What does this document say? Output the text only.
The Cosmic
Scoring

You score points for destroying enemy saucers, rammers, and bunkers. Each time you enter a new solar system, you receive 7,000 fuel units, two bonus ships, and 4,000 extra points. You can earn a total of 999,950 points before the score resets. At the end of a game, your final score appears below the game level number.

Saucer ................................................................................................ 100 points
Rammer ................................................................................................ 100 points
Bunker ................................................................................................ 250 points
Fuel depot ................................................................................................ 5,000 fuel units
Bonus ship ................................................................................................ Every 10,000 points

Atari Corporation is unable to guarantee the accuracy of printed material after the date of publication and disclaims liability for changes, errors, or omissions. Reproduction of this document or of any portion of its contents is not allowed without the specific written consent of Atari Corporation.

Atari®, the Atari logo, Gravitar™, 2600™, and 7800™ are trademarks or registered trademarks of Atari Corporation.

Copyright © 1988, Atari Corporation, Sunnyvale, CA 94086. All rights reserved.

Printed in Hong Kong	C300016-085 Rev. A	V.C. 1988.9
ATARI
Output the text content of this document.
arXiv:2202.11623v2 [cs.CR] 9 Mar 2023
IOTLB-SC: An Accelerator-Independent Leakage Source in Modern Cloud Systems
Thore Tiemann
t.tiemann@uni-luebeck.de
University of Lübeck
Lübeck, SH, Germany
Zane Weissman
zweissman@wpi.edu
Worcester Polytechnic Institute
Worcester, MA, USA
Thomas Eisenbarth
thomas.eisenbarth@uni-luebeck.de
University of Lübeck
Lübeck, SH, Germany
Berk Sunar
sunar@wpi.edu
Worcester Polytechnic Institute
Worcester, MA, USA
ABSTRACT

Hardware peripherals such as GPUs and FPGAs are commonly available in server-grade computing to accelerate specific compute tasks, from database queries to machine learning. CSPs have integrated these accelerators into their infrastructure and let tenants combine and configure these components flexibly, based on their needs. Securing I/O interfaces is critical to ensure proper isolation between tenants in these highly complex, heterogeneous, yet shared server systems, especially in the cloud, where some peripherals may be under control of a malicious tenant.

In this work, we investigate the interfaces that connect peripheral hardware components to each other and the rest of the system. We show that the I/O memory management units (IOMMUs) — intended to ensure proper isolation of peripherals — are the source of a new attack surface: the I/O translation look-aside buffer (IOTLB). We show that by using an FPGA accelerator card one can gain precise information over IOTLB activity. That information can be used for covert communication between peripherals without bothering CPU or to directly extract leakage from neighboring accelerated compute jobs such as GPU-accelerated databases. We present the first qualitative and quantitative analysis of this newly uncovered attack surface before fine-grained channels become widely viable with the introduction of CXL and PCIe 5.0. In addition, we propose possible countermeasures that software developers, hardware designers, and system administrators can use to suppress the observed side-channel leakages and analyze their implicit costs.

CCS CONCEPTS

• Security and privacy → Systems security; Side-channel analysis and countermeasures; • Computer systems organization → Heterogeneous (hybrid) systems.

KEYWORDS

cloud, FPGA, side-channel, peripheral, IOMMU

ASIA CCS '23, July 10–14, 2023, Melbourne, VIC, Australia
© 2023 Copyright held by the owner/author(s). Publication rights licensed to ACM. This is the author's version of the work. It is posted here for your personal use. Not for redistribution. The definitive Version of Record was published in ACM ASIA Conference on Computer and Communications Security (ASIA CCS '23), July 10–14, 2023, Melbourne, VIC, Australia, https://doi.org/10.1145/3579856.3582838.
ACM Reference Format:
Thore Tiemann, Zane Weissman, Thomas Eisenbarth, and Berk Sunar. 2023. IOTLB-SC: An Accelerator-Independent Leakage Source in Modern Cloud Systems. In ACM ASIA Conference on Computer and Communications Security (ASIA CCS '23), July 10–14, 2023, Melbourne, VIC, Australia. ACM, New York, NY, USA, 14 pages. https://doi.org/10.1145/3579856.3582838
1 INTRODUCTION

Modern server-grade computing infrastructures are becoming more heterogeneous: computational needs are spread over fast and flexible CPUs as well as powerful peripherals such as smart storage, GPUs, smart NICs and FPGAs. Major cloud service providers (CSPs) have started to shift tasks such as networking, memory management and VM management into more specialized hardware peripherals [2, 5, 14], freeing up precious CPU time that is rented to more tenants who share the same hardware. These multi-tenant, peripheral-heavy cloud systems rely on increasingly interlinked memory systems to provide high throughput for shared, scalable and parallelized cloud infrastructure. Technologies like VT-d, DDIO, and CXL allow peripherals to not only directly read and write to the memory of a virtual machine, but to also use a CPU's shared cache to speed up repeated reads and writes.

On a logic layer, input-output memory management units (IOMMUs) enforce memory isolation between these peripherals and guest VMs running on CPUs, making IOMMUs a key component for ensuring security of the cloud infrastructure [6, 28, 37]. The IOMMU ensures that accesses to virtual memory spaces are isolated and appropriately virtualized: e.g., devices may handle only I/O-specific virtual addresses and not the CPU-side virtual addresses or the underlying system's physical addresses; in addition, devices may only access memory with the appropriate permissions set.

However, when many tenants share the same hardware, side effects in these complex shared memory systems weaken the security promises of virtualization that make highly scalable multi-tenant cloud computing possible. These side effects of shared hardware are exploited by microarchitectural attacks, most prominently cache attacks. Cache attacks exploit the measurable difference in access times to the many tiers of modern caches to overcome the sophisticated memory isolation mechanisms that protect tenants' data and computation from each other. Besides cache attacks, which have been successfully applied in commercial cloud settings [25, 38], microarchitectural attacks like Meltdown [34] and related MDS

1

----------------

--- PROBLEM ---
In the listing, find every line containing the word "text" and list it.

--- COMPLETED TASK ---
What does this document say? Output the text only.
Output the text content of this document.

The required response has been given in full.